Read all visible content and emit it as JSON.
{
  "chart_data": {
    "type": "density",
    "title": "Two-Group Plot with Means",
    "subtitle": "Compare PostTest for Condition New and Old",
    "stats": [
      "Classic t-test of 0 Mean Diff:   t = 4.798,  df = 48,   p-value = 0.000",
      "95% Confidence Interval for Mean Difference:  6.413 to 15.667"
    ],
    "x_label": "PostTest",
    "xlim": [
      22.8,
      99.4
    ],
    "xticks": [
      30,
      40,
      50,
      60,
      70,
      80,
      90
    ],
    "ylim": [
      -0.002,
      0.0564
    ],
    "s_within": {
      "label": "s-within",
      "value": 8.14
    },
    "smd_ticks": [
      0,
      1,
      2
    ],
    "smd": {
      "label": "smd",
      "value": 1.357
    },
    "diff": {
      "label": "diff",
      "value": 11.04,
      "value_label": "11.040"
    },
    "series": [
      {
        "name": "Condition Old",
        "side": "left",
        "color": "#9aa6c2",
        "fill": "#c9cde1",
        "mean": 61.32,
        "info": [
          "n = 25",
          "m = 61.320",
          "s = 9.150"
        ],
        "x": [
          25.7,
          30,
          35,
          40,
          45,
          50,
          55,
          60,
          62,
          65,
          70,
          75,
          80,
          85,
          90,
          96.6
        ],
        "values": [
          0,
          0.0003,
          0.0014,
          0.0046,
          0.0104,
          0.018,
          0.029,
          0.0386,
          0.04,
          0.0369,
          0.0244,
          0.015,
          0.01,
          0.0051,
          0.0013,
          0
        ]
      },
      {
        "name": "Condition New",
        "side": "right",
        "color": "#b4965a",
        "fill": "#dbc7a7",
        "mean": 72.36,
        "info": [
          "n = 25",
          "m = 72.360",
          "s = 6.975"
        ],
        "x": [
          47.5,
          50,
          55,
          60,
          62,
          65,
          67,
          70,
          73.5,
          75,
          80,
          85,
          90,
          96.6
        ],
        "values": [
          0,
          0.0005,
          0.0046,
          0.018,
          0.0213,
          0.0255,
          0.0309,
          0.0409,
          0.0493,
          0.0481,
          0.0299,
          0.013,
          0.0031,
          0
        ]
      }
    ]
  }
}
━━━
Set problem:
Restate every entry word for word.

Exercise output:
Read all visible content and emit it as JSON.
{
  "chart_data": {
    "type": "density",
    "title": "Two-Group Plot with Means",
    "subtitle": "Compare PostTest for Condition New and Old",
    "stats": [
      "Classic t-test of 0 Mean Diff:   t = 4.798,  df = 48,   p-value = 0.000",
      "95% Confidence Interval for Mean Difference:  6.413 to 15.667"
    ],
    "x_label": "PostTest",
    "xlim": [
      22.8,
      99.4
    ],
    "xticks": [
      30,
      40,
      50,
      60,
      70,
      80,
      90
    ],
    "ylim": [
      -0.002,
      0.0564
    ],
    "s_within": {
      "label": "s-within",
      "value": 8.14
    },
    "smd_ticks": [
      0,
      1,
      2
    ],
    "smd": {
      "label": "smd",
      "value": 1.357
    },
    "diff": {
      "label": "diff",
      "value": 11.04,
      "value_label": "11.040"
    },
    "series": [
      {
        "name": "Condition Old",
        "side": "left",
        "color": "#9aa6c2",
        "fill": "#c9cde1",
        "mean": 61.32,
        "info": [
          "n = 25",
          "m = 61.320",
          "s = 9.150"
        ],
        "x": [
          25.7,
          30,
          35,
          40,
          45,
          50,
          55,
          60,
          62,
          65,
          70,
          75,
          80,
          85,
          90,
          96.6
        ],
        "values": [
          0,
          0.0003,
          0.0014,
          0.0046,
          0.0104,
          0.018,
          0.029,
          0.0386,
          0.04,
          0.0369,
          0.0244,
          0.015,
          0.01,
          0.0051,
          0.0013,
          0
        ]
      },
      {
        "name": "Condition New",
        "side": "right",
        "color": "#b4965a",
        "fill": "#dbc7a7",
        "mean": 72.36,
        "info": [
          "n = 25",
          "m = 72.360",
          "s = 6.975"
        ],
        "x": [
          47.5,
          50,
          55,
          60,
          62,
          65,
          67,
          70,
          73.5,
          75,
          80,
          85,
          90,
          96.6
        ],
        "values": [
          0,
          0.0005,
          0.0046,
          0.018,
          0.0213,
          0.0255,
          0.0309,
          0.0409,
          0.0493,
          0.0481,
          0.0299,
          0.013,
          0.0031,
          0
        ]
      }
    ]
  }
}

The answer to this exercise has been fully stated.